[Dataset items]
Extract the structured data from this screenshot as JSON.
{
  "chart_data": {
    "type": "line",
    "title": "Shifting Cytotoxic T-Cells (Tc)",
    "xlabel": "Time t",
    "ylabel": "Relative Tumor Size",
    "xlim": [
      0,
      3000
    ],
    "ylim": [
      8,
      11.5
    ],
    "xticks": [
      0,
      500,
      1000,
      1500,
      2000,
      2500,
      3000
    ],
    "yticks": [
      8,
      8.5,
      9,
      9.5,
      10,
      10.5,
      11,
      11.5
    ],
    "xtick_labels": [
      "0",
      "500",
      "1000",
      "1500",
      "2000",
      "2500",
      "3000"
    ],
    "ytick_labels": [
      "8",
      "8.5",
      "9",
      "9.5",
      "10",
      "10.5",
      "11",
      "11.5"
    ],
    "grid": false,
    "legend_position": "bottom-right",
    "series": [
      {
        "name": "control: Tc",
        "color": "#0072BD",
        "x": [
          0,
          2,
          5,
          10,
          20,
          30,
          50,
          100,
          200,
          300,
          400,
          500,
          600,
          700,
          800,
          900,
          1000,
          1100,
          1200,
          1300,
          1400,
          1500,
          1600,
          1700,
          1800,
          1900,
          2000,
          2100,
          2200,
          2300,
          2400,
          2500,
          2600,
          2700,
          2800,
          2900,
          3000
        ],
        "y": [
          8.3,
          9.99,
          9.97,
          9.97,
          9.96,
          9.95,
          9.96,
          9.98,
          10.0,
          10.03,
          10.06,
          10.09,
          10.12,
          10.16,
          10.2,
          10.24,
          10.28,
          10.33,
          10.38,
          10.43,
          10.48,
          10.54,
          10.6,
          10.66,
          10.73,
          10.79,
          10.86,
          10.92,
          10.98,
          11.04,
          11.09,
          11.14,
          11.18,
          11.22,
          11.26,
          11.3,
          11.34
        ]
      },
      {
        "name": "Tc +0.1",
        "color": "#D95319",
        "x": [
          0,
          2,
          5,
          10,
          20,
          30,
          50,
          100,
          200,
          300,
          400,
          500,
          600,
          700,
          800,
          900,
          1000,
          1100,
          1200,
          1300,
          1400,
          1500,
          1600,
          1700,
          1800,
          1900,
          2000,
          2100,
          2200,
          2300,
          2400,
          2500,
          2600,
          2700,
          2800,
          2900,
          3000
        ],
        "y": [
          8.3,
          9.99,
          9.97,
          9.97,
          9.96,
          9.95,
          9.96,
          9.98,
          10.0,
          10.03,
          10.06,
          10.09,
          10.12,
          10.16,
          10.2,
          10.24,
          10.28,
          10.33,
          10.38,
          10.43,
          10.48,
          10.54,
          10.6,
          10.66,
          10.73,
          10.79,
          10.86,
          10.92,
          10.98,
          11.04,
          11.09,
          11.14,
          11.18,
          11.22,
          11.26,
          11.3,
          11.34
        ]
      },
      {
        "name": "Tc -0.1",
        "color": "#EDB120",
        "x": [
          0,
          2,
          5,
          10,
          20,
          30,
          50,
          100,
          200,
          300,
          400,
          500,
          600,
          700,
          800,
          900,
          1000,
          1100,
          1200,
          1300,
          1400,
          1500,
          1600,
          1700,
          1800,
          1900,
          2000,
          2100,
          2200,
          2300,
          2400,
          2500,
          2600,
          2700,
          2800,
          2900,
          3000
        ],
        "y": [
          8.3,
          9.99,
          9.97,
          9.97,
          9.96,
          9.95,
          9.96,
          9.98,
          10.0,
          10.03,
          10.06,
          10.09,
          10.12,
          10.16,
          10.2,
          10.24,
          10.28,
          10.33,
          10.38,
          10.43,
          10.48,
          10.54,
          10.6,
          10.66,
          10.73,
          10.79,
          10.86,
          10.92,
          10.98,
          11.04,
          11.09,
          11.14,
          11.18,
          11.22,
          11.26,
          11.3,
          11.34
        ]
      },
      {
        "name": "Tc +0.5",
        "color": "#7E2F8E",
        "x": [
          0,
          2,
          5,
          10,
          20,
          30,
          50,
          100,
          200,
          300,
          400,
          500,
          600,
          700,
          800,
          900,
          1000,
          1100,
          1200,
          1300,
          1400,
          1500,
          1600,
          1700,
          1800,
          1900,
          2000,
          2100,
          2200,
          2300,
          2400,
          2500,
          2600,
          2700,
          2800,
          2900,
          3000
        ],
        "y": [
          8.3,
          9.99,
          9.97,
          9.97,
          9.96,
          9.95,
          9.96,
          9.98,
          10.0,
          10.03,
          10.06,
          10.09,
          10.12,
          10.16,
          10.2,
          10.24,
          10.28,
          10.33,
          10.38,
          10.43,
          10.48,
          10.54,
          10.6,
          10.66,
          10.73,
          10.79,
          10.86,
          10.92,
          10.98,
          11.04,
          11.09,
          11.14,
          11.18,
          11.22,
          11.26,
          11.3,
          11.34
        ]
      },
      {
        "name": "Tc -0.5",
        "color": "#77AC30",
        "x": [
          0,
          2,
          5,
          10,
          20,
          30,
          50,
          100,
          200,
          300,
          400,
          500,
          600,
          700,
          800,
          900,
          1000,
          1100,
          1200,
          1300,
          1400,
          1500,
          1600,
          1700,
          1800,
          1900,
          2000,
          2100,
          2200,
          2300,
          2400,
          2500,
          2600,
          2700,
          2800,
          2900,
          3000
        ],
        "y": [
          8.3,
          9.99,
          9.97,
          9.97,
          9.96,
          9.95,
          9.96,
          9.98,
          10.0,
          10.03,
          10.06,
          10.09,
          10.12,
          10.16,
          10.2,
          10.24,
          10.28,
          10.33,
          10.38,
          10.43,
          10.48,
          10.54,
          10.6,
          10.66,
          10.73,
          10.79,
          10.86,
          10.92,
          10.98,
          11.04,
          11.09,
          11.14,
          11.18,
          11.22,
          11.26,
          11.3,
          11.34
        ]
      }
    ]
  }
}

> **To do**: Write out the records in full, word for word.

> **Answer below**:
Extract the structured data from this screenshot as JSON.
{
  "chart_data": {
    "type": "line",
    "title": "Shifting Cytotoxic T-Cells (Tc)",
    "xlabel": "Time t",
    "ylabel": "Relative Tumor Size",
    "xlim": [
      0,
      3000
    ],
    "ylim": [
      8,
      11.5
    ],
    "xticks": [
      0,
      500,
      1000,
      1500,
      2000,
      2500,
      3000
    ],
    "yticks": [
      8,
      8.5,
      9,
      9.5,
      10,
      10.5,
      11,
      11.5
    ],
    "xtick_labels": [
      "0",
      "500",
      "1000",
      "1500",
      "2000",
      "2500",
      "3000"
    ],
    "ytick_labels": [
      "8",
      "8.5",
      "9",
      "9.5",
      "10",
      "10.5",
      "11",
      "11.5"
    ],
    "grid": false,
    "legend_position": "bottom-right",
    "series": [
      {
        "name": "control: Tc",
        "color": "#0072BD",
        "x": [
          0,
          2,
          5,
          10,
          20,
          30,
          50,
          100,
          200,
          300,
          400,
          500,
          600,
          700,
          800,
          900,
          1000,
          1100,
          1200,
          1300,
          1400,
          1500,
          1600,
          1700,
          1800,
          1900,
          2000,
          2100,
          2200,
          2300,
          2400,
          2500,
          2600,
          2700,
          2800,
          2900,
          3000
        ],
        "y": [
          8.3,
          9.99,
          9.97,
          9.97,
          9.96,
          9.95,
          9.96,
          9.98,
          10.0,
          10.03,
          10.06,
          10.09,
          10.12,
          10.16,
          10.2,
          10.24,
          10.28,
          10.33,
          10.38,
          10.43,
          10.48,
          10.54,
          10.6,
          10.66,
          10.73,
          10.79,
          10.86,
          10.92,
          10.98,
          11.04,
          11.09,
          11.14,
          11.18,
          11.22,
          11.26,
          11.3,
          11.34
        ]
      },
      {
        "name": "Tc +0.1",
        "color": "#D95319",
        "x": [
          0,
          2,
          5,
          10,
          20,
          30,
          50,
          100,
          200,
          300,
          400,
          500,
          600,
          700,
          800,
          900,
          1000,
          1100,
          1200,
          1300,
          1400,
          1500,
          1600,
          1700,
          1800,
          1900,
          2000,
          2100,
          2200,
          2300,
          2400,
          2500,
          2600,
          2700,
          2800,
          2900,
          3000
        ],
        "y": [
          8.3,
          9.99,
          9.97,
          9.97,
          9.96,
          9.95,
          9.96,
          9.98,
          10.0,
          10.03,
          10.06,
          10.09,
          10.12,
          10.16,
          10.2,
          10.24,
          10.28,
          10.33,
          10.38,
          10.43,
          10.48,
          10.54,
          10.6,
          10.66,
          10.73,
          10.79,
          10.86,
          10.92,
          10.98,
          11.04,
          11.09,
          11.14,
          11.18,
          11.22,
          11.26,
          11.3,
          11.34
        ]
      },
      {
        "name": "Tc -0.1",
        "color": "#EDB120",
        "x": [
          0,
          2,
          5,
          10,
          20,
          30,
          50,
          100,
          200,
          300,
          400,
          500,
          600,
          700,
          800,
          900,
          1000,
          1100,
          1200,
          1300,
          1400,
          1500,
          1600,
          1700,
          1800,
          1900,
          2000,
          2100,
          2200,
          2300,
          2400,
          2500,
          2600,
          2700,
          2800,
          2900,
          3000
        ],
        "y": [
          8.3,
          9.99,
          9.97,
          9.97,
          9.96,
          9.95,
          9.96,
          9.98,
          10.0,
          10.03,
          10.06,
          10.09,
          10.12,
          10.16,
          10.2,
          10.24,
          10.28,
          10.33,
          10.38,
          10.43,
          10.48,
          10.54,
          10.6,
          10.66,
          10.73,
          10.79,
          10.86,
          10.92,
          10.98,
          11.04,
          11.09,
          11.14,
          11.18,
          11.22,
          11.26,
          11.3,
          11.34
        ]
      },
      {
        "name": "Tc +0.5",
        "color": "#7E2F8E",
        "x": [
          0,
          2,
          5,
          10,
          20,
          30,
          50,
          100,
          200,
          300,
          400,
          500,
          600,
          700,
          800,
          900,
          1000,
          1100,
          1200,
          1300,
          1400,
          1500,
          1600,
          1700,
          1800,
          1900,
          2000,
          2100,
          2200,
          2300,
          2400,
          2500,
          2600,
          2700,
          2800,
          2900,
          3000
        ],
        "y": [
          8.3,
          9.99,
          9.97,
          9.97,
          9.96,
          9.95,
          9.96,
          9.98,
          10.0,
          10.03,
          10.06,
          10.09,
          10.12,
          10.16,
          10.2,
          10.24,
          10.28,
          10.33,
          10.38,
          10.43,
          10.48,
          10.54,
          10.6,
          10.66,
          10.73,
          10.79,
          10.86,
          10.92,
          10.98,
          11.04,
          11.09,
          11.14,
          11.18,
          11.22,
          11.26,
          11.3,
          11.34
        ]
      },
      {
        "name": "Tc -0.5",
        "color": "#77AC30",
        "x": [
          0,
          2,
          5,
          10,
          20,
          30,
          50,
          100,
          200,
          300,
          400,
          500,
          600,
          700,
          800,
          900,
          1000,
          1100,
          1200,
          1300,
          1400,
          1500,
          1600,
          1700,
          1800,
          1900,
          2000,
          2100,
          2200,
          2300,
          2400,
          2500,
          2600,
          2700,
          2800,
          2900,
          3000
        ],
        "y": [
          8.3,
          9.99,
          9.97,
          9.97,
          9.96,
          9.95,
          9.96,
          9.98,
          10.0,
          10.03,
          10.06,
          10.09,
          10.12,
          10.16,
          10.2,
          10.24,
          10.28,
          10.33,
          10.38,
          10.43,
          10.48,
          10.54,
          10.6,
          10.66,
          10.73,
          10.79,
          10.86,
          10.92,
          10.98,
          11.04,
          11.09,
          11.14,
          11.18,
          11.22,
          11.26,
          11.3,
          11.34
        ]
      }
    ]
  }
}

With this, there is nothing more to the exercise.